**Exercise instructions**:
Each entry must appear again exactly as it does in the source.

**Input rows**:

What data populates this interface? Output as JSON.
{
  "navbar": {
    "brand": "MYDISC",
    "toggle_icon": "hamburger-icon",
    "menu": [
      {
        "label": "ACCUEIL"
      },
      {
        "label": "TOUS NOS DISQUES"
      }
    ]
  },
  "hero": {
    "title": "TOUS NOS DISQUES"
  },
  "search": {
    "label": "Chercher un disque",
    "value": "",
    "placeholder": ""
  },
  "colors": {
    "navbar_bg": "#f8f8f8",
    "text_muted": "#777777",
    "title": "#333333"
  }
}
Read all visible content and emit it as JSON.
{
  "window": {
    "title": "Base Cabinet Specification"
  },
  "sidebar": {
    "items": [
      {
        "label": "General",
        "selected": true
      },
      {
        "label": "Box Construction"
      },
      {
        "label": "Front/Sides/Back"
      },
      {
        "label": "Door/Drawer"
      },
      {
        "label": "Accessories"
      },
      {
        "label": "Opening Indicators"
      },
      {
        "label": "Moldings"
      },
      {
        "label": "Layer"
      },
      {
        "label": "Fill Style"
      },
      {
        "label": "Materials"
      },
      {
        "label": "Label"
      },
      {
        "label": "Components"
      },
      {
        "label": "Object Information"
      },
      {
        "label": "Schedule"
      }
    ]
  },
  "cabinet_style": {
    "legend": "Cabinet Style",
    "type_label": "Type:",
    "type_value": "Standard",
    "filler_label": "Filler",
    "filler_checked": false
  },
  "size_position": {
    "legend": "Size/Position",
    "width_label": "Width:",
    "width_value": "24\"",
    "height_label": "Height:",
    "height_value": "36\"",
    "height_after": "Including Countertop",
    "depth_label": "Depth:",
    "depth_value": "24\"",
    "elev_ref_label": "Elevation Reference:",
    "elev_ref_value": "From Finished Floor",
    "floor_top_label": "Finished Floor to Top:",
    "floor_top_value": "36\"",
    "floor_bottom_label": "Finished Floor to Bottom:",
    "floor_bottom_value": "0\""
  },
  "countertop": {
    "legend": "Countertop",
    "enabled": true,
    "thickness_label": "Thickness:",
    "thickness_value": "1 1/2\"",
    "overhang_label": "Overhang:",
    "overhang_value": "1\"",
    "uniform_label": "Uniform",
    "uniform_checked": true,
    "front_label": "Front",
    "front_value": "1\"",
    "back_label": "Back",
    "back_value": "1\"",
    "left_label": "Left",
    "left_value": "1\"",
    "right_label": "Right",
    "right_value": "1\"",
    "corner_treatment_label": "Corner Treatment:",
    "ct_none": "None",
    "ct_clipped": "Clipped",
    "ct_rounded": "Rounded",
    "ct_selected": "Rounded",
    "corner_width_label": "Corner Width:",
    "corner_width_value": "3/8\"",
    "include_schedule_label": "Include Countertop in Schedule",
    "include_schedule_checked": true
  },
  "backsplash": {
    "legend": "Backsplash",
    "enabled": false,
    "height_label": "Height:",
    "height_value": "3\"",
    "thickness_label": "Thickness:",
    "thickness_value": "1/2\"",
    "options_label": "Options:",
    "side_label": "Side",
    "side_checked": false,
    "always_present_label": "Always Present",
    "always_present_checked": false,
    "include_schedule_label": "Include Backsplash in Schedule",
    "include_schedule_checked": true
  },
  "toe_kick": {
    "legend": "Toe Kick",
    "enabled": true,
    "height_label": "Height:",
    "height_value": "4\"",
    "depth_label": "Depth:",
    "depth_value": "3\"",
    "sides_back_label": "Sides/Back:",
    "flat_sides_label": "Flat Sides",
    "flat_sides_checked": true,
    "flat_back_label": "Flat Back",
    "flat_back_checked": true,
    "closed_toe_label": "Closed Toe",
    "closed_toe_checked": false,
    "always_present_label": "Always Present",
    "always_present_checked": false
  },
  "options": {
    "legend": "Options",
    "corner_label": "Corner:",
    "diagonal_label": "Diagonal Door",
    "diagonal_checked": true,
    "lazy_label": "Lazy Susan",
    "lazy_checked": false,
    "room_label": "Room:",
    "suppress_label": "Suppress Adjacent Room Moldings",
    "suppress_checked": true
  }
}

**Response**:
What data populates this interface? Output as JSON.
{
  "navbar": {
    "brand": "MYDISC",
    "toggle_icon": "hamburger-icon",
    "menu": [
      {
        "label": "ACCUEIL"
      },
      {
        "label": "TOUS NOS DISQUES"
      }
    ]
  },
  "hero": {
    "title": "TOUS NOS DISQUES"
  },
  "search": {
    "label": "Chercher un disque",
    "value": "",
    "placeholder": ""
  },
  "colors": {
    "navbar_bg": "#f8f8f8",
    "text_muted": "#777777",
    "title": "#333333"
  }
}
Read all visible content and emit it as JSON.
{
  "window": {
    "title": "Base Cabinet Specification"
  },
  "sidebar": {
    "items": [
      {
        "label": "General",
        "selected": true
      },
      {
        "label": "Box Construction"
      },
      {
        "label": "Front/Sides/Back"
      },
      {
        "label": "Door/Drawer"
      },
      {
        "label": "Accessories"
      },
      {
        "label": "Opening Indicators"
      },
      {
        "label": "Moldings"
      },
      {
        "label": "Layer"
      },
      {
        "label": "Fill Style"
      },
      {
        "label": "Materials"
      },
      {
        "label": "Label"
      },
      {
        "label": "Components"
      },
      {
        "label": "Object Information"
      },
      {
        "label": "Schedule"
      }
    ]
  },
  "cabinet_style": {
    "legend": "Cabinet Style",
    "type_label": "Type:",
    "type_value": "Standard",
    "filler_label": "Filler",
    "filler_checked": false
  },
  "size_position": {
    "legend": "Size/Position",
    "width_label": "Width:",
    "width_value": "24\"",
    "height_label": "Height:",
    "height_value": "36\"",
    "height_after": "Including Countertop",
    "depth_label": "Depth:",
    "depth_value": "24\"",
    "elev_ref_label": "Elevation Reference:",
    "elev_ref_value": "From Finished Floor",
    "floor_top_label": "Finished Floor to Top:",
    "floor_top_value": "36\"",
    "floor_bottom_label": "Finished Floor to Bottom:",
    "floor_bottom_value": "0\""
  },
  "countertop": {
    "legend": "Countertop",
    "enabled": true,
    "thickness_label": "Thickness:",
    "thickness_value": "1 1/2\"",
    "overhang_label": "Overhang:",
    "overhang_value": "1\"",
    "uniform_label": "Uniform",
    "uniform_checked": true,
    "front_label": "Front",
    "front_value": "1\"",
    "back_label": "Back",
    "back_value": "1\"",
    "left_label": "Left",
    "left_value": "1\"",
    "right_label": "Right",
    "right_value": "1\"",
    "corner_treatment_label": "Corner Treatment:",
    "ct_none": "None",
    "ct_clipped": "Clipped",
    "ct_rounded": "Rounded",
    "ct_selected": "Rounded",
    "corner_width_label": "Corner Width:",
    "corner_width_value": "3/8\"",
    "include_schedule_label": "Include Countertop in Schedule",
    "include_schedule_checked": true
  },
  "backsplash": {
    "legend": "Backsplash",
    "enabled": false,
    "height_label": "Height:",
    "height_value": "3\"",
    "thickness_label": "Thickness:",
    "thickness_value": "1/2\"",
    "options_label": "Options:",
    "side_label": "Side",
    "side_checked": false,
    "always_present_label": "Always Present",
    "always_present_checked": false,
    "include_schedule_label": "Include Backsplash in Schedule",
    "include_schedule_checked": true
  },
  "toe_kick": {
    "legend": "Toe Kick",
    "enabled": true,
    "height_label": "Height:",
    "height_value": "4\"",
    "depth_label": "Depth:",
    "depth_value": "3\"",
    "sides_back_label": "Sides/Back:",
    "flat_sides_label": "Flat Sides",
    "flat_sides_checked": true,
    "flat_back_label": "Flat Back",
    "flat_back_checked": true,
    "closed_toe_label": "Closed Toe",
    "closed_toe_checked": false,
    "always_present_label": "Always Present",
    "always_present_checked": false
  },
  "options": {
    "legend": "Options",
    "corner_label": "Corner:",
    "diagonal_label": "Diagonal Door",
    "diagonal_checked": true,
    "lazy_label": "Lazy Susan",
    "lazy_checked": false,
    "room_label": "Room:",
    "suppress_label": "Suppress Adjacent Room Moldings",
    "suppress_checked": true
  }
}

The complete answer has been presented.